GIVEN DATA:
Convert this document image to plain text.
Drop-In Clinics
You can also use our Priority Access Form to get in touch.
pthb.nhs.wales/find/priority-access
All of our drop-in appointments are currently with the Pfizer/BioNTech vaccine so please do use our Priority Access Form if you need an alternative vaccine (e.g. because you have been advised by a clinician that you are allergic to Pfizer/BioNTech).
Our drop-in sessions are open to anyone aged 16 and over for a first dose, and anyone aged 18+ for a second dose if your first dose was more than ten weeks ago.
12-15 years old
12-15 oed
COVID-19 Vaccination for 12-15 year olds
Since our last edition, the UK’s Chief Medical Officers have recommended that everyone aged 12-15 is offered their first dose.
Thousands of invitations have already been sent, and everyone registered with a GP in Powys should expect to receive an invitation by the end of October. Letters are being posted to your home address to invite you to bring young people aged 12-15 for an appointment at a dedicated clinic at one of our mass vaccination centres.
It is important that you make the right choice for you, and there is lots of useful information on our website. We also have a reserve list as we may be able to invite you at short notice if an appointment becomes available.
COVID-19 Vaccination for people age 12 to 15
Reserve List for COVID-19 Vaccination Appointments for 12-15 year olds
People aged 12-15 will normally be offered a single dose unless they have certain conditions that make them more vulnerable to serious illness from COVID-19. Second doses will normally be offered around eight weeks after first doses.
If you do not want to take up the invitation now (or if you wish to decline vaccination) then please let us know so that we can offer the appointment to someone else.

WRITTEN REQUEST:
The records above are to be copied in full, exactly as written.

RESULT OF THE TASK:
Convert this document image to plain text.
Drop-In Clinics
You can also use our Priority Access Form to get in touch.
pthb.nhs.wales/find/priority-access
All of our drop-in appointments are currently with the Pfizer/BioNTech vaccine so please do use our Priority Access Form if you need an alternative vaccine (e.g. because you have been advised by a clinician that you are allergic to Pfizer/BioNTech).
Our drop-in sessions are open to anyone aged 16 and over for a first dose, and anyone aged 18+ for a second dose if your first dose was more than ten weeks ago.
12-15 years old
12-15 oed
COVID-19 Vaccination for 12-15 year olds
Since our last edition, the UK’s Chief Medical Officers have recommended that everyone aged 12-15 is offered their first dose.
Thousands of invitations have already been sent, and everyone registered with a GP in Powys should expect to receive an invitation by the end of October. Letters are being posted to your home address to invite you to bring young people aged 12-15 for an appointment at a dedicated clinic at one of our mass vaccination centres.
It is important that you make the right choice for you, and there is lots of useful information on our website. We also have a reserve list as we may be able to invite you at short notice if an appointment becomes available.
COVID-19 Vaccination for people age 12 to 15
Reserve List for COVID-19 Vaccination Appointments for 12-15 year olds
People aged 12-15 will normally be offered a single dose unless they have certain conditions that make them more vulnerable to serious illness from COVID-19. Second doses will normally be offered around eight weeks after first doses.
If you do not want to take up the invitation now (or if you wish to decline vaccination) then please let us know so that we can offer the appointment to someone else.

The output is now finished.